YOUR OBJECTIVE:
Find the lines in these entries that include the word "content" and state how many there are, with no other words.

DATA RECORDS:
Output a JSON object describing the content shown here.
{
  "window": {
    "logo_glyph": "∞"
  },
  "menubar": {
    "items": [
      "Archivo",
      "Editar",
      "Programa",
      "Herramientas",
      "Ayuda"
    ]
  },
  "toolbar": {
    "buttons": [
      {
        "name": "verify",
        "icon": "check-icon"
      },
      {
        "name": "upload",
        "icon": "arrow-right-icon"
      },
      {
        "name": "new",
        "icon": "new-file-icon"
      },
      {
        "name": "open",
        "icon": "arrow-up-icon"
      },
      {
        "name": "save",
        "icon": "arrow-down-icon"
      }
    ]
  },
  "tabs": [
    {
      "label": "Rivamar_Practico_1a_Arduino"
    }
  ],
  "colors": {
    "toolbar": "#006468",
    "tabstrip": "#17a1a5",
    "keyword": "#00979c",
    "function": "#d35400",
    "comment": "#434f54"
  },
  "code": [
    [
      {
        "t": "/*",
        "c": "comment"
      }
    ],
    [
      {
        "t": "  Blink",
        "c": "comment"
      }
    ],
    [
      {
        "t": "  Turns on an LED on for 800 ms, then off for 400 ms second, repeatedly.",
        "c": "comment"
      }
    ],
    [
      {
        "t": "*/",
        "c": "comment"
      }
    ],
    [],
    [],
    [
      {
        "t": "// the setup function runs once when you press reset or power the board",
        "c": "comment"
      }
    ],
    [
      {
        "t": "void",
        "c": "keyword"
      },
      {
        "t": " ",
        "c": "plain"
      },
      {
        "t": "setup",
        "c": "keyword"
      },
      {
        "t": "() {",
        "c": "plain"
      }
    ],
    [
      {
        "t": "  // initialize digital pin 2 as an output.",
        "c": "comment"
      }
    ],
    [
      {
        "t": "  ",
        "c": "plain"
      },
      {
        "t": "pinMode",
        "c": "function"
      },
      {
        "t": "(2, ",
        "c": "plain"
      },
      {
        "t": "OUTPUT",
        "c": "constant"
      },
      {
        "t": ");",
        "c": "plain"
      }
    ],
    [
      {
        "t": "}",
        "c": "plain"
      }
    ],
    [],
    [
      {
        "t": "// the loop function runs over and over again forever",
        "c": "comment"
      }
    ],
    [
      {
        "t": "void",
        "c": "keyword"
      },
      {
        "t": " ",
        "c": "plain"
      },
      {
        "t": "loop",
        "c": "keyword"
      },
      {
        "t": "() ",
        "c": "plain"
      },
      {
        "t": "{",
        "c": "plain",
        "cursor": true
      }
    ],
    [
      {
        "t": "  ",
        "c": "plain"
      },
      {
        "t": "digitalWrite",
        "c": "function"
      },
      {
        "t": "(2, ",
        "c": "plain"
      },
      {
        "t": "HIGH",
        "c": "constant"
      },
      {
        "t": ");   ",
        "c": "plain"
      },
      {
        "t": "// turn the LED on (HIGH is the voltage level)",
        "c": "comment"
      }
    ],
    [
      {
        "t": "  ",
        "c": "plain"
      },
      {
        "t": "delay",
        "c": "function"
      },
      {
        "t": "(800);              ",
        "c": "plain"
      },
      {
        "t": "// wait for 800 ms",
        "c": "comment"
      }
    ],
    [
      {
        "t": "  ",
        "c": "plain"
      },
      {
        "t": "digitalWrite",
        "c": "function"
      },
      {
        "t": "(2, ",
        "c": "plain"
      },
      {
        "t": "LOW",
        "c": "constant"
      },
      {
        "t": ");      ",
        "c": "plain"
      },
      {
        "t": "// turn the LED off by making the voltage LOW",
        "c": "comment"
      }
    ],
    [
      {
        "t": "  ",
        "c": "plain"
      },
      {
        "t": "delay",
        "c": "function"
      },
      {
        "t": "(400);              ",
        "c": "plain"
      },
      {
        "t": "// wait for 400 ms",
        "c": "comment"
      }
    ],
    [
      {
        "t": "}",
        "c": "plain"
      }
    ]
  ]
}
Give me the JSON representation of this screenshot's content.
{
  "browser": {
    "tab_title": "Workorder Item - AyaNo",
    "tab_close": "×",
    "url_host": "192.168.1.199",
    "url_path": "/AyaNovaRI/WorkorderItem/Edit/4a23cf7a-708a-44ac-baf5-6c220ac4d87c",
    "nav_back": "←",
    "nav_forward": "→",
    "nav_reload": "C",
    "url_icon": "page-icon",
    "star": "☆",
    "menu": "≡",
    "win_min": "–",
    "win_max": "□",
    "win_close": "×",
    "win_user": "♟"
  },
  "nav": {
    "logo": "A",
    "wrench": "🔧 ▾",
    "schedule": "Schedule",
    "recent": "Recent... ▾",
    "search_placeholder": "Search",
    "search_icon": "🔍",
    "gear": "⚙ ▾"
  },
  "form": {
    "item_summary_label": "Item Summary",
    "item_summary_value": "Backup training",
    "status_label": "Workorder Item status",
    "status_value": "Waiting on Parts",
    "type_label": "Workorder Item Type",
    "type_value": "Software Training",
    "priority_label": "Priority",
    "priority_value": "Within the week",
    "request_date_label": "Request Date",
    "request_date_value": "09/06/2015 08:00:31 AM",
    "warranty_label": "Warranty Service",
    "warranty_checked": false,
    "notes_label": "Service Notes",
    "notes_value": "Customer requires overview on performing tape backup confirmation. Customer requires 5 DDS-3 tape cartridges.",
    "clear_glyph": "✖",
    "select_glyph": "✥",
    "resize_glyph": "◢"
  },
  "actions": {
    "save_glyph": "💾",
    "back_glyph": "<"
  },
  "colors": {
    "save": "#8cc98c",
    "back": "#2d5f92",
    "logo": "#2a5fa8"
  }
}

RESPONSE:
2